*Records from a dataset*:
===
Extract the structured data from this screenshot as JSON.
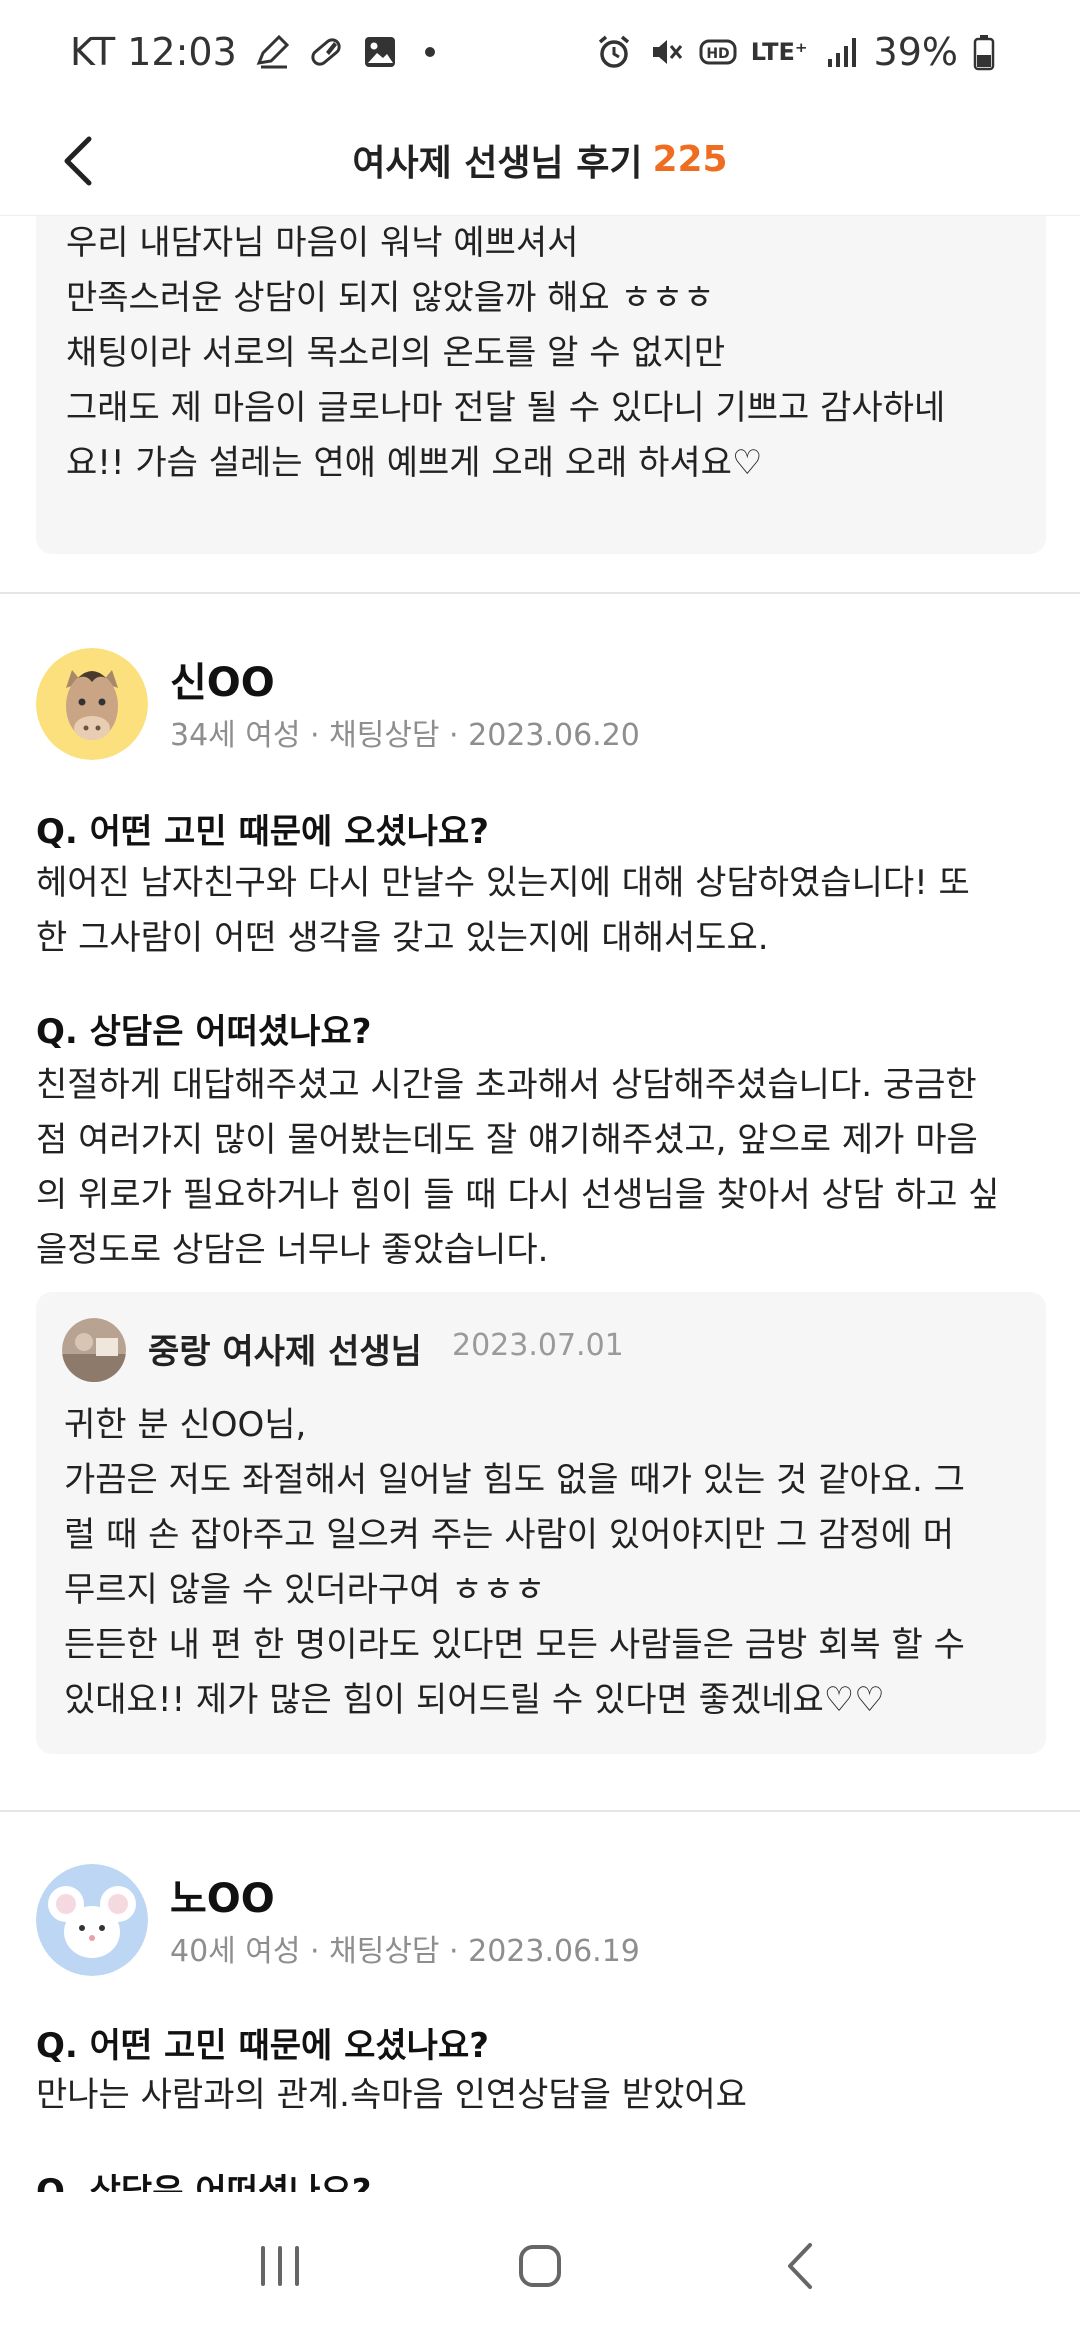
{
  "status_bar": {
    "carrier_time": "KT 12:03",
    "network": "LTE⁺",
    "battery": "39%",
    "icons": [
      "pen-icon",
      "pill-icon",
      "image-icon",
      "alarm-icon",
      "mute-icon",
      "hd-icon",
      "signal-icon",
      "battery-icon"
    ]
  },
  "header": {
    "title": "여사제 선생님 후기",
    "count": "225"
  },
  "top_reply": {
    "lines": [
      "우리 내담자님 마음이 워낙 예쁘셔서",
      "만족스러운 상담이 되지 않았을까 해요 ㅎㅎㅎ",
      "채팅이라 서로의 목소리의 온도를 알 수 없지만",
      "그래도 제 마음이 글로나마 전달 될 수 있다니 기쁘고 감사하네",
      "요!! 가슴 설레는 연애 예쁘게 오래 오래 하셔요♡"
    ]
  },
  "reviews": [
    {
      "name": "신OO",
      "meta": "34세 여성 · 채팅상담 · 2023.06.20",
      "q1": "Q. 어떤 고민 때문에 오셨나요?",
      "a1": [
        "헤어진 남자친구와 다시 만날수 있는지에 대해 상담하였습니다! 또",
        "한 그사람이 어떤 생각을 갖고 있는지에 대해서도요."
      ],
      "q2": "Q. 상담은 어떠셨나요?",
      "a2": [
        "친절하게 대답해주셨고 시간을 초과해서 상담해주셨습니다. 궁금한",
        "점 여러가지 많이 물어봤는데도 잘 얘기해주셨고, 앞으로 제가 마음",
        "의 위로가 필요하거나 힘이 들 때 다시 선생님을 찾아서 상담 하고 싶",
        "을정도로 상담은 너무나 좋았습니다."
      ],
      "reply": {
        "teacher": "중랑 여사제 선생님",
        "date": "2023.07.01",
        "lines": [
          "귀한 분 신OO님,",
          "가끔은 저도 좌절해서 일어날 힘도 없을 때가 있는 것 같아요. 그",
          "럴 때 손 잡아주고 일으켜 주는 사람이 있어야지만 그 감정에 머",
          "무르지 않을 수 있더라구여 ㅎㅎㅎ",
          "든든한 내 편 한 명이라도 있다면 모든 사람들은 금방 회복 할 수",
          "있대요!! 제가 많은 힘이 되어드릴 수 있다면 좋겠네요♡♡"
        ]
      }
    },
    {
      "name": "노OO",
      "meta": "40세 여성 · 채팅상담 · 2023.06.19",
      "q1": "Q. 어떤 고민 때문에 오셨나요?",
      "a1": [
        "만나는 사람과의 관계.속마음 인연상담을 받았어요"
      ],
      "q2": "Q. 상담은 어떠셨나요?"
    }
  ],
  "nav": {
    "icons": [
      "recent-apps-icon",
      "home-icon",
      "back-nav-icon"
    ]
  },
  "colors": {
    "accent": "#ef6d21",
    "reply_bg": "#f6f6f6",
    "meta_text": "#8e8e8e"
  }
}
===
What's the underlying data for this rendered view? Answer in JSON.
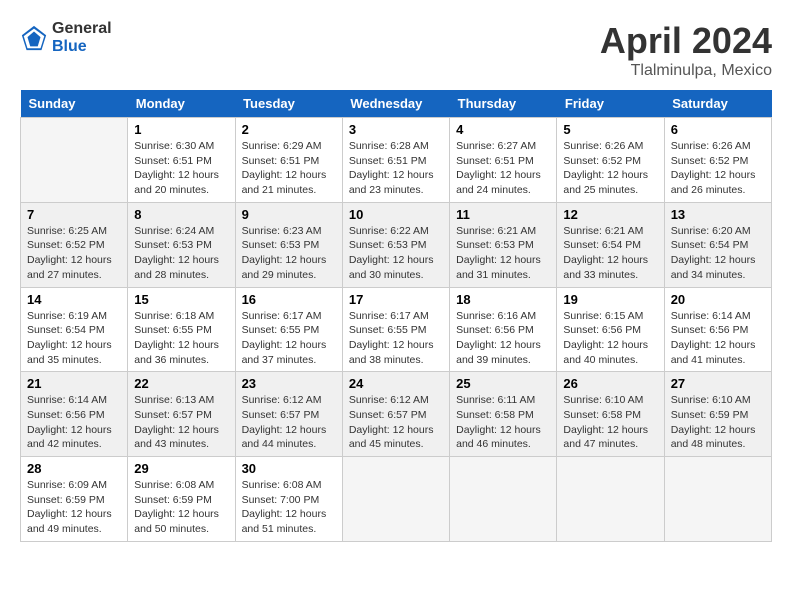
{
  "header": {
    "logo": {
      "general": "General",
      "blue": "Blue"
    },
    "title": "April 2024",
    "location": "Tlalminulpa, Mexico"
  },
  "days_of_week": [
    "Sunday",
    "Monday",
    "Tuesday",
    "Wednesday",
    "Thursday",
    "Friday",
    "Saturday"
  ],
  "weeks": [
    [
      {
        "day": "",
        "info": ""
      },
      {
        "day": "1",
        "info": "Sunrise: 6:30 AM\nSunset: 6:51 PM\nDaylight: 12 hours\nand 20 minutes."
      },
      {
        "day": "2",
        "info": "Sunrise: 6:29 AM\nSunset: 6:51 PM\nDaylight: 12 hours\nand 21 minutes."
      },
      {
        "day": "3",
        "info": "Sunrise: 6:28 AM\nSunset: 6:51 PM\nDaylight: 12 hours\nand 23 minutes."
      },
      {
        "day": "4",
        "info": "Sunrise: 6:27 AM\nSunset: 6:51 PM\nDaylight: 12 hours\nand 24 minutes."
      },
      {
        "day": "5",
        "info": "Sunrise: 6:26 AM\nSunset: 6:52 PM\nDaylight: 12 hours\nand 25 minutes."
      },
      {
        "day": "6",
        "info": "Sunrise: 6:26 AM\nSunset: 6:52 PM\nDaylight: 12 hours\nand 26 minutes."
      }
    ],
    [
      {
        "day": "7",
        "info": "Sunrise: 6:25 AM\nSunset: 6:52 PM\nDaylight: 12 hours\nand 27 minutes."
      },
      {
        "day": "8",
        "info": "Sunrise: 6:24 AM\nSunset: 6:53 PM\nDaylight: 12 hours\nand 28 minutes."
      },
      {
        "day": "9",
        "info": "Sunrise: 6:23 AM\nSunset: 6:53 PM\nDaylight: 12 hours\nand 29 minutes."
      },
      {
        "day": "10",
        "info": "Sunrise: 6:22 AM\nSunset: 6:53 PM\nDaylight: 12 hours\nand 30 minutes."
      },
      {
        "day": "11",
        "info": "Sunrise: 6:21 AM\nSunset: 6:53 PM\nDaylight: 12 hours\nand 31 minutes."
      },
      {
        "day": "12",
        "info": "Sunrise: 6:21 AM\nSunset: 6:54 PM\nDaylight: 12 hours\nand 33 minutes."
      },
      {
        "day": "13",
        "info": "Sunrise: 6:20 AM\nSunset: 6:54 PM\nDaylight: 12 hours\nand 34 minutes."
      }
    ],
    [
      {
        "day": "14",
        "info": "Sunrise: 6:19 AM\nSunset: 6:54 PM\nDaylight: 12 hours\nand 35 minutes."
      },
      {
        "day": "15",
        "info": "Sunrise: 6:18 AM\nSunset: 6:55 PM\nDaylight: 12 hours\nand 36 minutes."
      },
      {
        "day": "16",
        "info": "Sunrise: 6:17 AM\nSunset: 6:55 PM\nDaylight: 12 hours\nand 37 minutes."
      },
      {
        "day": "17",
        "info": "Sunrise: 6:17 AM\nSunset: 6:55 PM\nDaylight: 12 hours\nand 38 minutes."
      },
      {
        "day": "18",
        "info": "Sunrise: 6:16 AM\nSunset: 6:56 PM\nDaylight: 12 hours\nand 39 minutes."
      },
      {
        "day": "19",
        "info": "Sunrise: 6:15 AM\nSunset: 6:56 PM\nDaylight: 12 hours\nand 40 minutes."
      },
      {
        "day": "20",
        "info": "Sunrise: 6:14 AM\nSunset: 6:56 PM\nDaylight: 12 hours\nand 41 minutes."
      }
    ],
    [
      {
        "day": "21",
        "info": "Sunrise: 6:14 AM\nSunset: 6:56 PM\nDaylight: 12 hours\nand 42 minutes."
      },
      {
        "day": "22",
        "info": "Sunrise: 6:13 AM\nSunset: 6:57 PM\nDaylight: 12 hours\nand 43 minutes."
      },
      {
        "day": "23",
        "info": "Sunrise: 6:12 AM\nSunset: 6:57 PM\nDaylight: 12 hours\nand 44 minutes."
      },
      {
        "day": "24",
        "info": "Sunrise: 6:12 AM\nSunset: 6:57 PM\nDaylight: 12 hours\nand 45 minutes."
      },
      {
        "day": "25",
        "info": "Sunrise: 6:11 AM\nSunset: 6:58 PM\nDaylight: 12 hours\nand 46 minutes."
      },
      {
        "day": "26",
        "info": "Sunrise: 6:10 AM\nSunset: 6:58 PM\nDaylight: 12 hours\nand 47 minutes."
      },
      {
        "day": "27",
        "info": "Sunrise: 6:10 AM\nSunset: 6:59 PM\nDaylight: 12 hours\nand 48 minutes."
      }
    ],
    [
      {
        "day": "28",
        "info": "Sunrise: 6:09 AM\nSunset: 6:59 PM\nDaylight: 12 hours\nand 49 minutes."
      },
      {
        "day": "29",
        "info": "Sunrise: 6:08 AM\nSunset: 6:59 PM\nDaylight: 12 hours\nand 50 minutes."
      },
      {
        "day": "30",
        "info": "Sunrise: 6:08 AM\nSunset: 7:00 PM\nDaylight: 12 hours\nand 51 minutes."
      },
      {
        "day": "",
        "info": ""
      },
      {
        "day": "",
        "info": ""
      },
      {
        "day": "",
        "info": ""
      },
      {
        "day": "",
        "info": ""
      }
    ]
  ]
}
===
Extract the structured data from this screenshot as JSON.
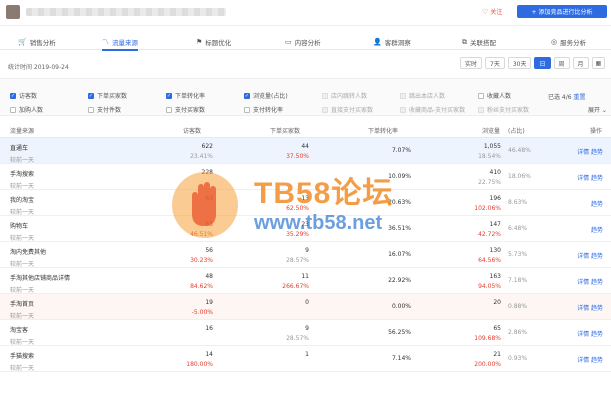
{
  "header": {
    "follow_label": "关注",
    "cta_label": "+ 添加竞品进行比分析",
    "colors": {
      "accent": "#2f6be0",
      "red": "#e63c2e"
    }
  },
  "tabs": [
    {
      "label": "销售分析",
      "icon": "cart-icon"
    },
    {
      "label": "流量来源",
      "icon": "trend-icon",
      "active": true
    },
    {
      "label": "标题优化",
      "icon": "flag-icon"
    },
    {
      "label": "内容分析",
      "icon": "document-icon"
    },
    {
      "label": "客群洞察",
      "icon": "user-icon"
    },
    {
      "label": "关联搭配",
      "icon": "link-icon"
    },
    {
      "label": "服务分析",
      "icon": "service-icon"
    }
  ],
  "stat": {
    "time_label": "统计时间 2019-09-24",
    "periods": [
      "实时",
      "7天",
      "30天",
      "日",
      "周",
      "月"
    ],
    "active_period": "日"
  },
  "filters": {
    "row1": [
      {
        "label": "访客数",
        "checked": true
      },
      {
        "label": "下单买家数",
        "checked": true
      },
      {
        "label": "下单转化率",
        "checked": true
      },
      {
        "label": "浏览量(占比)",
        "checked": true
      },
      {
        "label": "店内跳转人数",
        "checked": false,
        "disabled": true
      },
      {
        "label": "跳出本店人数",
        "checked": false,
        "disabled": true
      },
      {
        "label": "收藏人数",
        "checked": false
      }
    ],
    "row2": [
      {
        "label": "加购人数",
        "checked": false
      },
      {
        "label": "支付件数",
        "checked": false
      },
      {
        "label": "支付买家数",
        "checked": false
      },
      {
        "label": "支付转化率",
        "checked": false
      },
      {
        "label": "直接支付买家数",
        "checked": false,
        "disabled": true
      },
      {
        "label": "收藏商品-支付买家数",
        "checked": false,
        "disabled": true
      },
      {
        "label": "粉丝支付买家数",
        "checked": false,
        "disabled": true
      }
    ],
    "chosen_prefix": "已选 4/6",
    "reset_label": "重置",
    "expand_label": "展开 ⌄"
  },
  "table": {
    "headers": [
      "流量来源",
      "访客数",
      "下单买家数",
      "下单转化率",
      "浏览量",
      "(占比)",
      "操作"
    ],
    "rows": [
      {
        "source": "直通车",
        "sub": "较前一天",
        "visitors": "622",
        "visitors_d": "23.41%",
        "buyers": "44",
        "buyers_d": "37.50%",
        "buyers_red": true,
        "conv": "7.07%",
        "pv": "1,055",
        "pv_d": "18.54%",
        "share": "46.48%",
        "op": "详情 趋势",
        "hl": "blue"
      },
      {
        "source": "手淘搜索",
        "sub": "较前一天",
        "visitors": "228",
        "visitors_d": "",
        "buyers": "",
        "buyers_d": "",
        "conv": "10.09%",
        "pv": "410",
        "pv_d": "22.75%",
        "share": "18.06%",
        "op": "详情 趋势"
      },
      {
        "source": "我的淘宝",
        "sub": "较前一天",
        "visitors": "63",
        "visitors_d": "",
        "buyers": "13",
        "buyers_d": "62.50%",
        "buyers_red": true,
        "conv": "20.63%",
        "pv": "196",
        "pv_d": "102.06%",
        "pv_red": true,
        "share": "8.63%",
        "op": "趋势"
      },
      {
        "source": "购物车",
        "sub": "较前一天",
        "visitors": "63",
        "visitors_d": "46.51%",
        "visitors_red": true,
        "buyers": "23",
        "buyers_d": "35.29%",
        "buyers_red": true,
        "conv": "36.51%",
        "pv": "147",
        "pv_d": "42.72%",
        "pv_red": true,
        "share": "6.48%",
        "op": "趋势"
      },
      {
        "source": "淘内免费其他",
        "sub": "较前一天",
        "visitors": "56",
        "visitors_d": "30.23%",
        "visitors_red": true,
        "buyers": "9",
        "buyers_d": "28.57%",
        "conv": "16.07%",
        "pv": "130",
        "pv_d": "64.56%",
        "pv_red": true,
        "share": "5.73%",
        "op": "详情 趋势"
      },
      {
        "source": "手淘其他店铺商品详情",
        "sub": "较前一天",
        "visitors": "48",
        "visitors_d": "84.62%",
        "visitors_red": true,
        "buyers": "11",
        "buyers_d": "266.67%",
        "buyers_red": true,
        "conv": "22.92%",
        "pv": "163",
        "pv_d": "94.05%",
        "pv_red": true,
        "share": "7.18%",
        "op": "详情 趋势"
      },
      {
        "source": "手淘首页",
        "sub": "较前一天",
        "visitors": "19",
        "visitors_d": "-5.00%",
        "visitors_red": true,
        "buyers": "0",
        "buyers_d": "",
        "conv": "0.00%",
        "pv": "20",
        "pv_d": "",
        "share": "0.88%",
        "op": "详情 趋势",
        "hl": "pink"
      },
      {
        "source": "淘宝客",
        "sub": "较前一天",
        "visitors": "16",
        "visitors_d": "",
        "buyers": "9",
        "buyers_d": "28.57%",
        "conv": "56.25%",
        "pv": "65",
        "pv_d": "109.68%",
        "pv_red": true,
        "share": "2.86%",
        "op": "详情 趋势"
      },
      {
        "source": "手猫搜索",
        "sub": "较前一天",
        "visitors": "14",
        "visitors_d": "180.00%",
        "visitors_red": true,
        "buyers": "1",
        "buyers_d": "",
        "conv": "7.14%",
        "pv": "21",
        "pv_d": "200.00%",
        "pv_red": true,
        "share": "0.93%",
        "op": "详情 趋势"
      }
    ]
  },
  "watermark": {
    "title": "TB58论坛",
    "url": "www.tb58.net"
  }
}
===
*Exercise goal*: Look through the data above. Each line containing the word "있는지에" needs to be copied.

*Written answer*:
        "헤어진 남자친구와 다시 만날수 있는지에 대해 상담하였습니다! 또",
        "한 그사람이 어떤 생각을 갖고 있는지에 대해서도요."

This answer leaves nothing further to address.